> [Passage shown]
## Begin

ANALYSING A COMMUNITY WHATSAPP GROUP CHAT WITH MS EXCEL AND POWER BI FROM NOVEMBER 22, 2021 TO OCTOBER 24, 2023

  • 3 months ago
  • AYO ROBERT IDOWU

INTRODUCTION

Engaging in a project of this nature emerged from a desire to pursue a personal passion project centered on data analysis. The project involved the examination of personal data, intending to visualize intriguing insights through the use of MS. Excel and Power BI .WhatsApp whether embraced or not, has undeniably become an indispensable aspect of our daily lives, fostering instantaneous communication with friends, family, and colleagues. However, have you ever contemplated the potential valuable revelations concealed within those chat logs? Recently, I embarked on a journey to explore various facets of our Data Analytics Class WhatsApp group chat.

## End

> [What you will do]
From the write-up on analyzing the WhatsApp group chat, please return, word for word, the stretch that opens with the words containing "ANALYSING A COMMUNITY" and closes with "WhatsApp group chat.".

> [Dataset content]
## Begin

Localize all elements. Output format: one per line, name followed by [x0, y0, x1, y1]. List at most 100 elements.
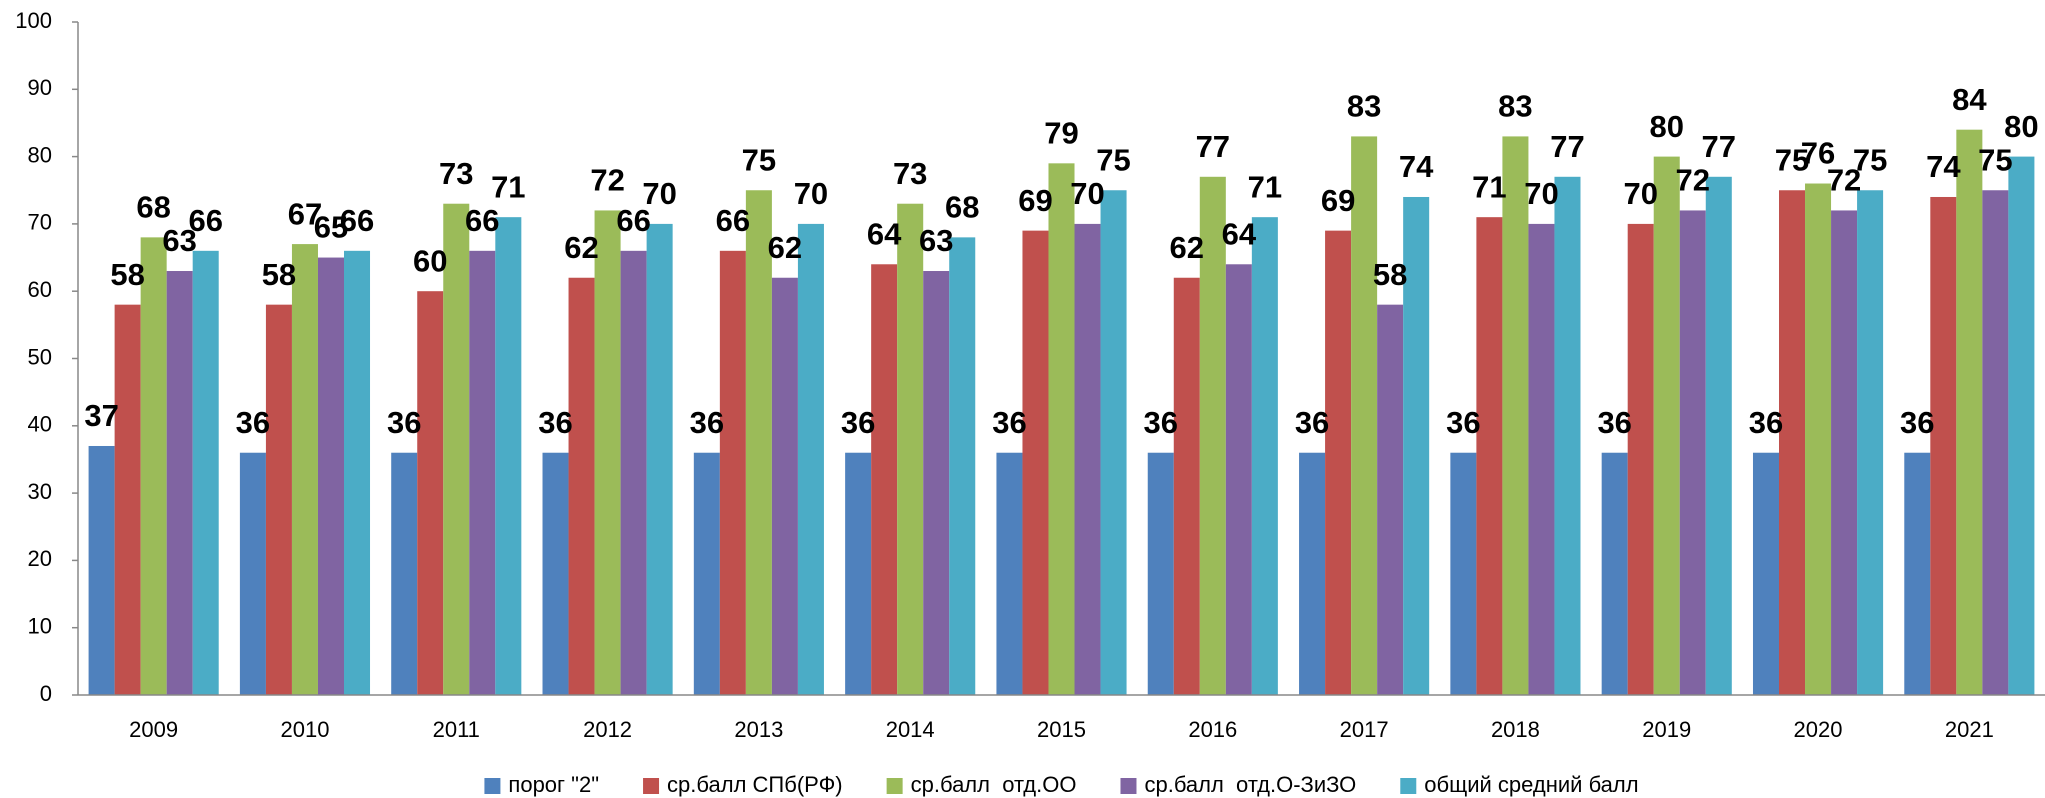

## End

> [Result]
ANALYSING A COMMUNITY WHATSAPP GROUP CHAT WITH MS EXCEL AND POWER BI FROM NOVEMBER 22, 2021 TO OCTOBER 24, 2023

  • 3 months ago
  • AYO ROBERT IDOWU

INTRODUCTION

Engaging in a project of this nature emerged from a desire to pursue a personal passion project centered on data analysis. The project involved the examination of personal data, intending to visualize intriguing insights through the use of MS. Excel and Power BI .WhatsApp whether embraced or not, has undeniably become an indispensable aspect of our daily lives, fostering instantaneous communication with friends, family, and colleagues. However, have you ever contemplated the potential valuable revelations concealed within those chat logs? Recently, I embarked on a journey to explore various facets of our Data Analytics Class WhatsApp group chat.